## Stated task
Please reproduce the firn model text word for word: begin at the words "Below the surface, the" and stop after "meltwater and rainwater.".

#### Reading text ####

Energy fluxes at the surface that are part of this model are net shortwave radiation flux (SW_net), net longwave radiation flux (LW_net), turbulent heat exchange flux through latent and sensible heat (Q_lat and Q_sens, respectively), and the conductive heat flux into the ice (Q_sub). Equation (2) is solved for the surface temperature with a melt energy flux (Q_melt) set to zero. If the resulting surface temperature is higher than 0 °C, the surface temperature is set at 0 °C and the energy fluxes in Eq. (2) are recomputed, resulting in a value for Q_melt>0. The EBFM requires air temperature, pressure, relative humidity, cloud cover, and precipitation as input to solve the surface energy balance, which comes from the downscaled Norwegian Hindcast Archive (NORA10) regional climate model dataset (Haakenstad et al., 2020).

Below the surface, the EBFM solves the thermodynamic equation and the densification equation. The thermodynamic equation, in which ρ is the firn density, c_p(T) is the temperature-dependent heat capacity of the firn, κ(ρ) is the firn-density-dependent effective conductivity of the firn, F is the refreezing rate (in kg m⁻³ s⁻¹), and L_m is the latent heat of melting ice (3.34×10⁵ J kg⁻¹), describes the temporal change in the temperature–depth profile due to heat conduction and refreezing of percolating and stored meltwater and rainwater.

$$\begin{array}{}\text{(3)}& \mathit{\rho }{c}_{\mathrm{p}}\left(T\right){\displaystyle \frac{\mathit{\delta }T}{\mathit{\delta }t}}={\displaystyle \frac{\mathit{\delta }}{\mathit{\delta }z}}\left(\mathit{\kappa }\left(\mathit{\rho }\right){\displaystyle \frac{\mathit{\delta }T}{\mathit{\delta }z}}\right)+F{L}_{\mathrm{m}}\end{array}$$

The densification equation describes the change in firn density due to gravitational compaction and refreezing.

#### Records ####

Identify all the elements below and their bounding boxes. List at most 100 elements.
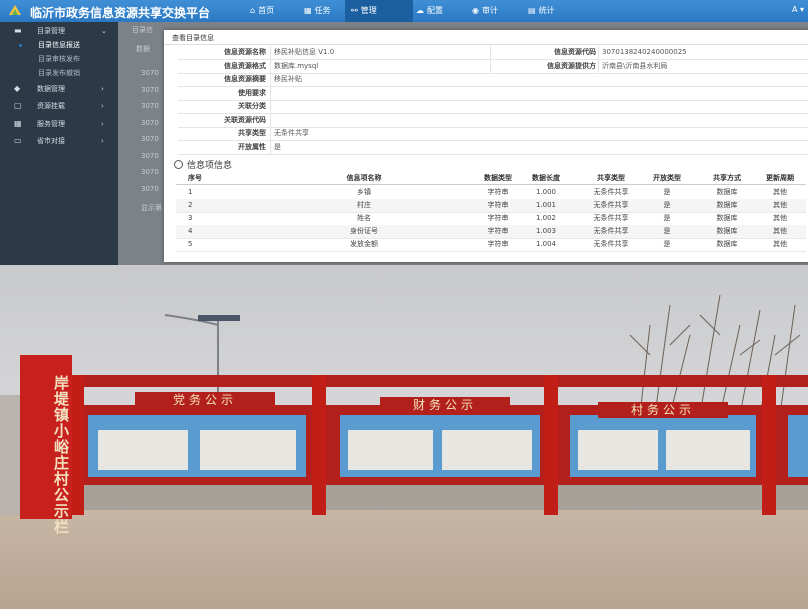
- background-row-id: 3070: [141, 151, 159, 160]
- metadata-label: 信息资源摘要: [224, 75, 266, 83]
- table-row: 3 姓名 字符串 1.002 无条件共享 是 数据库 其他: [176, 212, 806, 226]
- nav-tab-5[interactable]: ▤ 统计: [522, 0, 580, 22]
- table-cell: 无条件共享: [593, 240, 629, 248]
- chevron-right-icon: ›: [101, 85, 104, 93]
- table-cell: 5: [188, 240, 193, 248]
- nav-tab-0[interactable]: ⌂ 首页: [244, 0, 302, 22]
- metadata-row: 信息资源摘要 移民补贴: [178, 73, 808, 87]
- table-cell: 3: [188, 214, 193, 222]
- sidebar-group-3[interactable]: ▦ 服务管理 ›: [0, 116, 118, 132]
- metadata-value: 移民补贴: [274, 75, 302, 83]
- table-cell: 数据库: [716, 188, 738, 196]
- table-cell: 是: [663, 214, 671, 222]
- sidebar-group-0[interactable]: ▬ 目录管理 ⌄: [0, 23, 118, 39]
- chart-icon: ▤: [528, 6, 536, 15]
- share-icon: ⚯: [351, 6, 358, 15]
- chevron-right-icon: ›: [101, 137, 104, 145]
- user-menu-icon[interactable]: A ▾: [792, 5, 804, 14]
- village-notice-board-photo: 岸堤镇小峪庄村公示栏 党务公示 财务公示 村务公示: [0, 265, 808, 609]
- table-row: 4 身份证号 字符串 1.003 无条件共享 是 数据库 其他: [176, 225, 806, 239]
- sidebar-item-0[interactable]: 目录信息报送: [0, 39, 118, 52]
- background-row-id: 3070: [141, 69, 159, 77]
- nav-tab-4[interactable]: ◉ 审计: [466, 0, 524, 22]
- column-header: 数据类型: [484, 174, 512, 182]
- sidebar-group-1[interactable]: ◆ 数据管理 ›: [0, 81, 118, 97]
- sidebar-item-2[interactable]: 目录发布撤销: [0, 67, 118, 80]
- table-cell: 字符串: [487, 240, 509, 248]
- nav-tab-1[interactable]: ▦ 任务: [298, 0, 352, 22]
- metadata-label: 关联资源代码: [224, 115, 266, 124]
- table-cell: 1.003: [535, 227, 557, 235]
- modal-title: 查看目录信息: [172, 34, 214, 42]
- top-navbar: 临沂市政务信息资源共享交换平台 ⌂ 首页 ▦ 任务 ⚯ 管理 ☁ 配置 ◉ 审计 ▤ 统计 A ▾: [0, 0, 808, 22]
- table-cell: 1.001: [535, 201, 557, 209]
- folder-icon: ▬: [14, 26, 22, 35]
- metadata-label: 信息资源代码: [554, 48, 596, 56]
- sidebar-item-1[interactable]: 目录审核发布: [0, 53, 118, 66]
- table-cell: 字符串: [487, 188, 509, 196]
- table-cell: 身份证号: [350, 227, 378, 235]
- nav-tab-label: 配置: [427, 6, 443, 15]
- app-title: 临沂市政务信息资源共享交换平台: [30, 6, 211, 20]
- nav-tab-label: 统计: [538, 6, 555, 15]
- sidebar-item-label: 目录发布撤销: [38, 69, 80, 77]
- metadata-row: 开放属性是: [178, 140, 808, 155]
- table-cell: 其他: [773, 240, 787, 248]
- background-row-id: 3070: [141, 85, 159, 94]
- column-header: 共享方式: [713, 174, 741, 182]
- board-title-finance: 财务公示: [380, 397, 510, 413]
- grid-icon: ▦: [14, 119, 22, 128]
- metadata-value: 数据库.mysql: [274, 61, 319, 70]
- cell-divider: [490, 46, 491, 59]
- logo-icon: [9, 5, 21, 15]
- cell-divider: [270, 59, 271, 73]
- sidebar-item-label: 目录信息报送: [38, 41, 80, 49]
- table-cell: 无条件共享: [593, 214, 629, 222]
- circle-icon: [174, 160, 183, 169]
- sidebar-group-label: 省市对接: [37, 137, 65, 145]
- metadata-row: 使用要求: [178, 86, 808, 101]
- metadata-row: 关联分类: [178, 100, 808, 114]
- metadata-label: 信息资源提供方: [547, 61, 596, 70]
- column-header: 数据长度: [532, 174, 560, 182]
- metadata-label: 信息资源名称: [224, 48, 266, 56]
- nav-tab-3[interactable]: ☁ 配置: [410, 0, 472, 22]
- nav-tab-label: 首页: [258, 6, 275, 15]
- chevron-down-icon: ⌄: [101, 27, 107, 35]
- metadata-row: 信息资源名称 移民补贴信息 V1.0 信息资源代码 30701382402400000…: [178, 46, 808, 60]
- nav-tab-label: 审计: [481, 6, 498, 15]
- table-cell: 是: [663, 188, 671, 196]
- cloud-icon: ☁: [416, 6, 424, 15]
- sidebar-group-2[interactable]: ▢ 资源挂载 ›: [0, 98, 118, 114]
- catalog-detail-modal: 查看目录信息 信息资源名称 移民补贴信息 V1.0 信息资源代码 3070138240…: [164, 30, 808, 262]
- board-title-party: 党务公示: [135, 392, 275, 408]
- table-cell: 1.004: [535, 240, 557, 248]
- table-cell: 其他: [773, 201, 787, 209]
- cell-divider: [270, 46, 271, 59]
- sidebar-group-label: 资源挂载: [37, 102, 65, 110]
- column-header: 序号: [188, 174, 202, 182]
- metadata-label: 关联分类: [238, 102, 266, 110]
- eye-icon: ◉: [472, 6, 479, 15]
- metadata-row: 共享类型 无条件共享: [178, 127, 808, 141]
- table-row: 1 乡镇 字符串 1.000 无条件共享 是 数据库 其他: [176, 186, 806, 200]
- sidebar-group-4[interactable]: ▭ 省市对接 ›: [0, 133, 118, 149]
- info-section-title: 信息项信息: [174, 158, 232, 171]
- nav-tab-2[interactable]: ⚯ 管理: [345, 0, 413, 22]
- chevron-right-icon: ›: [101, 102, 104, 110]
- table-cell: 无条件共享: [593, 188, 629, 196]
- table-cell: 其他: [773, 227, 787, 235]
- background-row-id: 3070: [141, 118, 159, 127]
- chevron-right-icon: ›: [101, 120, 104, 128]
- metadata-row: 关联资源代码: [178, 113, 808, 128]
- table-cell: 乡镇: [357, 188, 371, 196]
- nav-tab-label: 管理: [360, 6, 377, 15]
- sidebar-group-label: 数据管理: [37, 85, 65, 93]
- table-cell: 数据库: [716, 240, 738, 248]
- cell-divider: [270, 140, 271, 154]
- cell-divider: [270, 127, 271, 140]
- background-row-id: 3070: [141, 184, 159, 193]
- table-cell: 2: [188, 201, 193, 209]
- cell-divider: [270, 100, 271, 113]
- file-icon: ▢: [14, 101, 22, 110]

####

## Exercise answer
Below the surface, the EBFM solves the thermodynamic equation and the densification equation. The thermodynamic equation, in which ρ is the firn density, c_p(T) is the temperature-dependent heat capacity of the firn, κ(ρ) is the firn-density-dependent effective conductivity of the firn, F is the refreezing rate (in kg m⁻³ s⁻¹), and L_m is the latent heat of melting ice (3.34×10⁵ J kg⁻¹), describes the temporal change in the temperature–depth profile due to heat conduction and refreezing of percolating and stored meltwater and rainwater.